> _Lines of data_
___
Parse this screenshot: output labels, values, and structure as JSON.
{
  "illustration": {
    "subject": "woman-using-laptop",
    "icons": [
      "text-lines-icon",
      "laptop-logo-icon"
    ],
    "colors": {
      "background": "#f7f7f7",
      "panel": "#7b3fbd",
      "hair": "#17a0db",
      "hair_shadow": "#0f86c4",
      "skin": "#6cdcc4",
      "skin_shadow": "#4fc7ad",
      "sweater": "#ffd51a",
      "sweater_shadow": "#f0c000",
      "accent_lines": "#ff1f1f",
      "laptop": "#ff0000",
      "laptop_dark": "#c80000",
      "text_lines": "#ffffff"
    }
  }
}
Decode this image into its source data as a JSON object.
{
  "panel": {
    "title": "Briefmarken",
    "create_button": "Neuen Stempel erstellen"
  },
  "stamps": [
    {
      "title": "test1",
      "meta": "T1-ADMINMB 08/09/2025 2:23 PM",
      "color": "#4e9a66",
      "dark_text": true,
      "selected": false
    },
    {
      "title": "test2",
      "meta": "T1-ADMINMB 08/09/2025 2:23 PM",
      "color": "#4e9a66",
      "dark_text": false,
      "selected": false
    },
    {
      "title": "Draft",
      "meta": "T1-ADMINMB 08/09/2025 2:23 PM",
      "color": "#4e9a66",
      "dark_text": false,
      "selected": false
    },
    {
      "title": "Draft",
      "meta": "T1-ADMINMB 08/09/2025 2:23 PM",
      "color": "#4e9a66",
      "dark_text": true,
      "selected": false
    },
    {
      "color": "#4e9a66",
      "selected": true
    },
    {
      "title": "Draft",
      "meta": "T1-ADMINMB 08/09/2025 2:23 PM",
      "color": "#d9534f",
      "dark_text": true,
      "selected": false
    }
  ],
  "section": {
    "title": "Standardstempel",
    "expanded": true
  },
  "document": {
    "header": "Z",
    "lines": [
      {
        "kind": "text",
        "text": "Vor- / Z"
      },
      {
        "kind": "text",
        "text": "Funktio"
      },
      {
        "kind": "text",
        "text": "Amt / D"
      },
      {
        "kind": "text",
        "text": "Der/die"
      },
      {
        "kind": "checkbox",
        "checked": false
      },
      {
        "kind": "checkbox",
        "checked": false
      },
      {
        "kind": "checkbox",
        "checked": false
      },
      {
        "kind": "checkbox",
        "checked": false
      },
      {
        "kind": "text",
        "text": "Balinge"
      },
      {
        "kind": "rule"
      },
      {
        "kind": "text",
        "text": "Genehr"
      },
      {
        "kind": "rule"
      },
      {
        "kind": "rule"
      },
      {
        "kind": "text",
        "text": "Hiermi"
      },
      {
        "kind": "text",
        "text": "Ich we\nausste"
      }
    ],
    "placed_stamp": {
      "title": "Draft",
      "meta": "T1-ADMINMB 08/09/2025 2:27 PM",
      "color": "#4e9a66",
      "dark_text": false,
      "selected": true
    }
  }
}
___
> _Exercise description_
Output the full listing exactly as it stands.

> _Exercise response_
Parse this screenshot: output labels, values, and structure as JSON.
{
  "illustration": {
    "subject": "woman-using-laptop",
    "icons": [
      "text-lines-icon",
      "laptop-logo-icon"
    ],
    "colors": {
      "background": "#f7f7f7",
      "panel": "#7b3fbd",
      "hair": "#17a0db",
      "hair_shadow": "#0f86c4",
      "skin": "#6cdcc4",
      "skin_shadow": "#4fc7ad",
      "sweater": "#ffd51a",
      "sweater_shadow": "#f0c000",
      "accent_lines": "#ff1f1f",
      "laptop": "#ff0000",
      "laptop_dark": "#c80000",
      "text_lines": "#ffffff"
    }
  }
}
Decode this image into its source data as a JSON object.
{
  "panel": {
    "title": "Briefmarken",
    "create_button": "Neuen Stempel erstellen"
  },
  "stamps": [
    {
      "title": "test1",
      "meta": "T1-ADMINMB 08/09/2025 2:23 PM",
      "color": "#4e9a66",
      "dark_text": true,
      "selected": false
    },
    {
      "title": "test2",
      "meta": "T1-ADMINMB 08/09/2025 2:23 PM",
      "color": "#4e9a66",
      "dark_text": false,
      "selected": false
    },
    {
      "title": "Draft",
      "meta": "T1-ADMINMB 08/09/2025 2:23 PM",
      "color": "#4e9a66",
      "dark_text": false,
      "selected": false
    },
    {
      "title": "Draft",
      "meta": "T1-ADMINMB 08/09/2025 2:23 PM",
      "color": "#4e9a66",
      "dark_text": true,
      "selected": false
    },
    {
      "color": "#4e9a66",
      "selected": true
    },
    {
      "title": "Draft",
      "meta": "T1-ADMINMB 08/09/2025 2:23 PM",
      "color": "#d9534f",
      "dark_text": true,
      "selected": false
    }
  ],
  "section": {
    "title": "Standardstempel",
    "expanded": true
  },
  "document": {
    "header": "Z",
    "lines": [
      {
        "kind": "text",
        "text": "Vor- / Z"
      },
      {
        "kind": "text",
        "text": "Funktio"
      },
      {
        "kind": "text",
        "text": "Amt / D"
      },
      {
        "kind": "text",
        "text": "Der/die"
      },
      {
        "kind": "checkbox",
        "checked": false
      },
      {
        "kind": "checkbox",
        "checked": false
      },
      {
        "kind": "checkbox",
        "checked": false
      },
      {
        "kind": "checkbox",
        "checked": false
      },
      {
        "kind": "text",
        "text": "Balinge"
      },
      {
        "kind": "rule"
      },
      {
        "kind": "text",
        "text": "Genehr"
      },
      {
        "kind": "rule"
      },
      {
        "kind": "rule"
      },
      {
        "kind": "text",
        "text": "Hiermi"
      },
      {
        "kind": "text",
        "text": "Ich we\nausste"
      }
    ],
    "placed_stamp": {
      "title": "Draft",
      "meta": "T1-ADMINMB 08/09/2025 2:27 PM",
      "color": "#4e9a66",
      "dark_text": false,
      "selected": true
    }
  }
}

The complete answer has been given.